— TASK MATERIAL —
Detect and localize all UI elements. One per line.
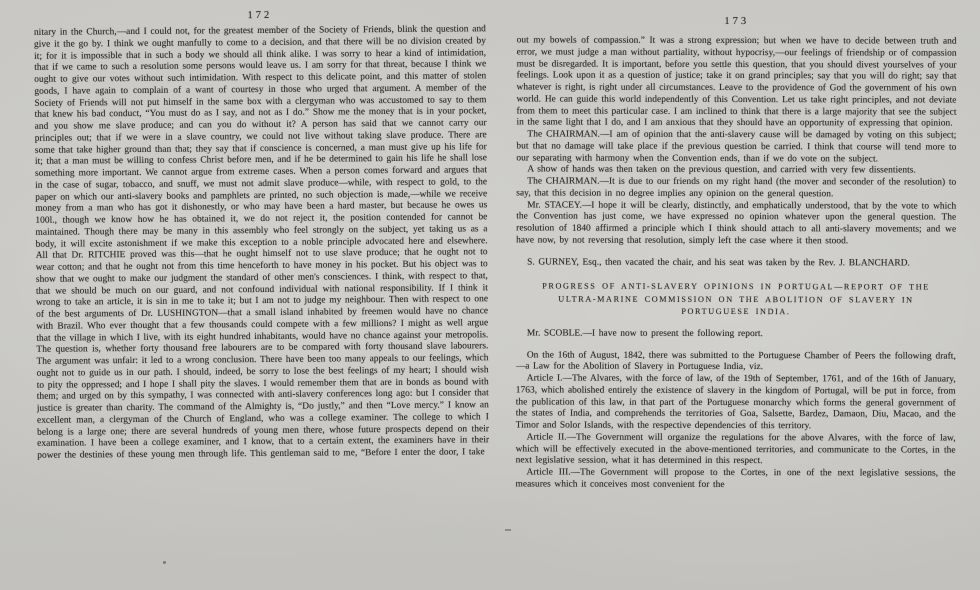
paragraph-gurney-chair-change: S. GURNEY, Esq., then vacated the chair,… bbox=[516, 257, 956, 270]
paragraph-chairman-1: The CHAIRMAN.—I am of opinion that the a… bbox=[516, 129, 956, 165]
paragraph-article-2: Article II.—The Government will organize… bbox=[516, 432, 956, 468]
left-page-text: nitary in the Church,—and I could not, f… bbox=[34, 24, 489, 462]
paragraph-stacey: Mr. STACEY.—I hope it will be clearly, d… bbox=[516, 200, 956, 248]
left-page: 172 nitary in the Church,—and I could no… bbox=[34, 8, 490, 584]
scan-artifact-dot bbox=[163, 561, 166, 564]
section-heading: PROGRESS OF ANTI-SLAVERY OPINIONS IN POR… bbox=[516, 281, 956, 320]
paragraph-portuguese-draft-intro: On the 16th of August, 1842, there was s… bbox=[516, 350, 956, 375]
paragraph-article-1: Article I.—The Alvares, with the force o… bbox=[516, 373, 956, 433]
scan-artifact-dash bbox=[505, 529, 511, 531]
left-page-number: 172 bbox=[34, 8, 486, 23]
paragraph-article-3: Article III.—The Government will propose… bbox=[516, 467, 956, 492]
paragraph-chairman-2: The CHAIRMAN.—It is due to our friends o… bbox=[516, 176, 956, 201]
paragraph-scoble: Mr. SCOBLE.—I have now to present the fo… bbox=[516, 328, 956, 341]
paragraph-continuation: out my bowels of compassion.” It was a s… bbox=[516, 35, 956, 130]
right-page: 173 out my bowels of compassion.” It was… bbox=[515, 15, 956, 586]
book-scan: 172 nitary in the Church,—and I could no… bbox=[0, 0, 980, 590]
right-page-number: 173 bbox=[517, 15, 957, 27]
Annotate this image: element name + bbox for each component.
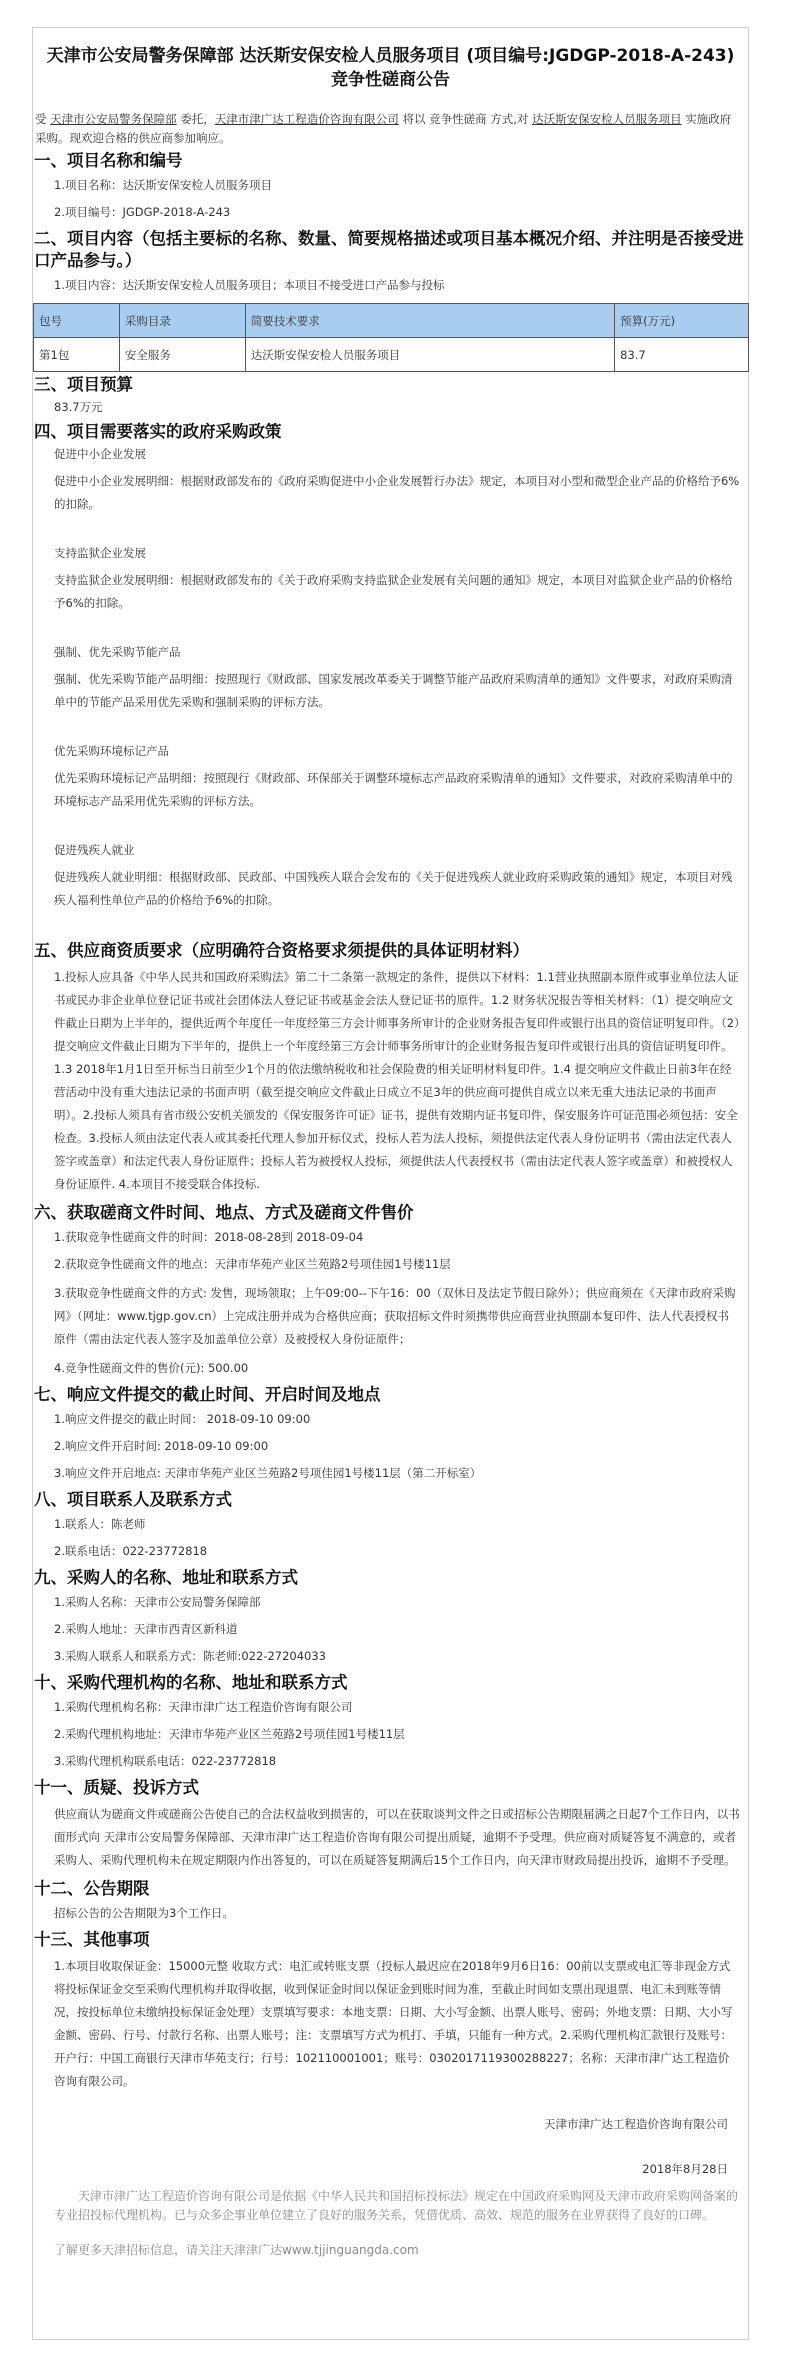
- table-row: 第1包 安全服务 达沃斯安保安检人员服务项目 83.7: [34, 338, 749, 372]
- doc-location: 2.获取竞争性磋商文件的地点：天津市华苑产业区兰苑路2号项佳园1号楼11层: [33, 1251, 748, 1278]
- policy-detail: 优先采购环境标记产品明细：按照现行《财政部、环保部关于调整环境标志产品政府采购清…: [33, 763, 748, 817]
- agency-address: 2.采购代理机构地址：天津市华苑产业区兰苑路2号项佳园1号楼11层: [33, 1721, 748, 1748]
- doc-price: 4.竞争性磋商文件的售价(元): 500.00: [33, 1355, 748, 1382]
- doc-method: 3.获取竞争性磋商文件的方式: 发售，现场领取；上午09:00--下午16：00…: [33, 1278, 748, 1355]
- budget-value: 83.7万元: [33, 396, 748, 419]
- cell-budget: 83.7: [615, 338, 749, 372]
- section-heading-6: 六、获取磋商文件时间、地点、方式及磋商文件售价: [33, 1202, 748, 1224]
- agency-name: 1.采购代理机构名称：天津市津广达工程造价咨询有限公司: [33, 1694, 748, 1721]
- policy-detail: 强制、优先采购节能产品明细：按照现行《财政部、国家发展改革委关于调整节能产品政府…: [33, 664, 748, 718]
- section-heading-12: 十二、公告期限: [33, 1878, 748, 1900]
- policy-name: 支持监狱企业发展: [33, 542, 748, 565]
- intro-prefix: 受: [35, 112, 50, 126]
- section-heading-13: 十三、其他事项: [33, 1929, 748, 1951]
- section-heading-8: 八、项目联系人及联系方式: [33, 1489, 748, 1511]
- package-table: 包号 采购目录 简要技术要求 预算(万元) 第1包 安全服务 达沃斯安保安检人员…: [33, 303, 749, 372]
- policy-detail: 支持监狱企业发展明细：根据财政部发布的《关于政府采购支持监狱企业发展有关问题的通…: [33, 565, 748, 619]
- policy-detail: 促进残疾人就业明细：根据财政部、民政部、中国残疾人联合会发布的《关于促进残疾人就…: [33, 862, 748, 916]
- supplier-requirements: 1.投标人应具备《中华人民共和国政府采购法》第二十二条第一款规定的条件，提供以下…: [33, 962, 748, 1200]
- section-heading-4: 四、项目需要落实的政府采购政策: [33, 421, 748, 443]
- policy-detail: 促进中小企业发展明细：根据财政部发布的《政府采购促进中小企业发展暂行办法》规定，…: [33, 466, 748, 520]
- section-heading-7: 七、响应文件提交的截止时间、开启时间及地点: [33, 1384, 748, 1406]
- policy-name: 促进中小企业发展: [33, 443, 748, 466]
- intro-mid-1: 委托，: [177, 112, 215, 126]
- complaint-method: 供应商认为磋商文件或磋商公告使自己的合法权益收到损害的，可以在获取谈判文件之日或…: [33, 1799, 748, 1876]
- intro-paragraph: 受 天津市公安局警务保障部 委托，天津市津广达工程造价咨询有限公司 将以 竞争性…: [35, 110, 740, 148]
- purchaser-link[interactable]: 天津市公安局警务保障部: [50, 112, 177, 126]
- contact-phone: 2.联系电话：022-23772818: [33, 1538, 748, 1565]
- section-heading-9: 九、采购人的名称、地址和联系方式: [33, 1567, 748, 1589]
- policy-name: 优先采购环境标记产品: [33, 740, 748, 763]
- title-line-2: 竞争性磋商公告: [35, 68, 746, 92]
- opening-time: 2.响应文件开启时间: 2018-09-10 09:00: [33, 1433, 748, 1460]
- col-package-no: 包号: [34, 304, 120, 338]
- section-heading-10: 十、采购代理机构的名称、地址和联系方式: [33, 1672, 748, 1694]
- cell-package-no: 第1包: [34, 338, 120, 372]
- col-catalog: 采购目录: [119, 304, 245, 338]
- intro-mid-2: 将以 竞争性磋商 方式,对: [399, 112, 532, 126]
- project-content: 1.项目内容：达沃斯安保安检人员服务项目；本项目不接受进口产品参与投标: [33, 272, 748, 299]
- section-heading-11: 十一、质疑、投诉方式: [33, 1777, 748, 1799]
- opening-location: 3.响应文件开启地点: 天津市华苑产业区兰苑路2号项佳园1号楼11层（第二开标室…: [33, 1460, 748, 1487]
- title-line-1: 天津市公安局警务保障部 达沃斯安保安检人员服务项目 (项目编号:JGDGP-20…: [35, 44, 746, 68]
- purchaser-contact: 3.采购人联系人和联系方式：陈老师:022-27204033: [33, 1643, 748, 1670]
- signature-company: 天津市津广达工程造价咨询有限公司: [33, 2111, 748, 2138]
- project-link[interactable]: 达沃斯安保安检人员服务项目: [532, 112, 682, 126]
- project-number: 2.项目编号：JGDGP-2018-A-243: [33, 199, 748, 226]
- section-heading-5: 五、供应商资质要求（应明确符合资格要求须提供的具体证明材料）: [33, 940, 748, 962]
- contact-person: 1.联系人：陈老师: [33, 1511, 748, 1538]
- table-header-row: 包号 采购目录 简要技术要求 预算(万元): [34, 304, 749, 338]
- project-name: 1.项目名称：达沃斯安保安检人员服务项目: [33, 172, 748, 199]
- section-heading-2: 二、项目内容（包括主要标的名称、数量、简要规格描述或项目基本概况介绍、并注明是否…: [33, 228, 748, 272]
- policy-name: 促进残疾人就业: [33, 839, 748, 862]
- more-info-link[interactable]: 了解更多天津招标信息，请关注天津津广达www.tjjinguangda.com: [33, 2241, 748, 2260]
- doc-time: 1.获取竞争性磋商文件的时间：2018-08-28到 2018-09-04: [33, 1224, 748, 1251]
- purchaser-name: 1.采购人名称：天津市公安局警务保障部: [33, 1589, 748, 1616]
- announcement-page: 天津市公安局警务保障部 达沃斯安保安检人员服务项目 (项目编号:JGDGP-20…: [32, 27, 749, 2340]
- cell-catalog: 安全服务: [119, 338, 245, 372]
- section-heading-3: 三、项目预算: [33, 374, 748, 396]
- notice-period: 招标公告的公告期限为3个工作日。: [33, 1900, 748, 1927]
- col-budget: 预算(万元): [615, 304, 749, 338]
- page-title: 天津市公安局警务保障部 达沃斯安保安检人员服务项目 (项目编号:JGDGP-20…: [33, 44, 748, 92]
- agency-phone: 3.采购代理机构联系电话：022-23772818: [33, 1748, 748, 1775]
- purchaser-address: 2.采购人地址：天津市西青区新科道: [33, 1616, 748, 1643]
- other-matters: 1.本项目收取保证金：15000元整 收取方式：电汇或转账支票（投标人最迟应在2…: [33, 1951, 748, 2097]
- section-heading-1: 一、项目名称和编号: [33, 150, 748, 172]
- submission-deadline: 1.响应文件提交的截止时间： 2018-09-10 09:00: [33, 1406, 748, 1433]
- signature-date: 2018年8月28日: [33, 2156, 748, 2183]
- agency-about: 天津市津广达工程造价咨询有限公司是依据《中华人民共和国招标投标法》规定在中国政府…: [33, 2187, 748, 2225]
- col-tech-req: 简要技术要求: [245, 304, 614, 338]
- agency-link[interactable]: 天津市津广达工程造价咨询有限公司: [215, 112, 399, 126]
- cell-tech-req: 达沃斯安保安检人员服务项目: [245, 338, 614, 372]
- policy-name: 强制、优先采购节能产品: [33, 641, 748, 664]
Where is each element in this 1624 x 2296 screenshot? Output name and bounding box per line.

— INSTRUCTIONS TO FOLLOW —
Could you render everything from the line containing "- table-row: 第1包" down to the line containing "- cell-budget: 83.7: [615, 338, 749, 372]" as a numbered list, leaving out any blank lines?

— SOLUTION —
1. - table-row: 第1包 安全服务 达沃斯安保安检人员服务项目 83.7: [34, 338, 749, 372]
2. - doc-location: 2.获取竞争性磋商文件的地点：天津市华苑产业区兰苑路2号项佳园1号楼11层: [33, 1251, 748, 1278]
3. - policy-detail: 优先采购环境标记产品明细：按照现行《财政部、环保部关于调整环境标志产品政府采购清…: [33, 763, 748, 817]
4. - agency-address: 2.采购代理机构地址：天津市华苑产业区兰苑路2号项佳园1号楼11层: [33, 1721, 748, 1748]
5. - doc-price: 4.竞争性磋商文件的售价(元): 500.00: [33, 1355, 748, 1382]
6. - doc-method: 3.获取竞争性磋商文件的方式: 发售，现场领取；上午09:00--下午16：00…: [33, 1278, 748, 1355]
7. - budget-value: 83.7万元: [33, 396, 748, 419]
8. - cell-budget: 83.7: [615, 338, 749, 372]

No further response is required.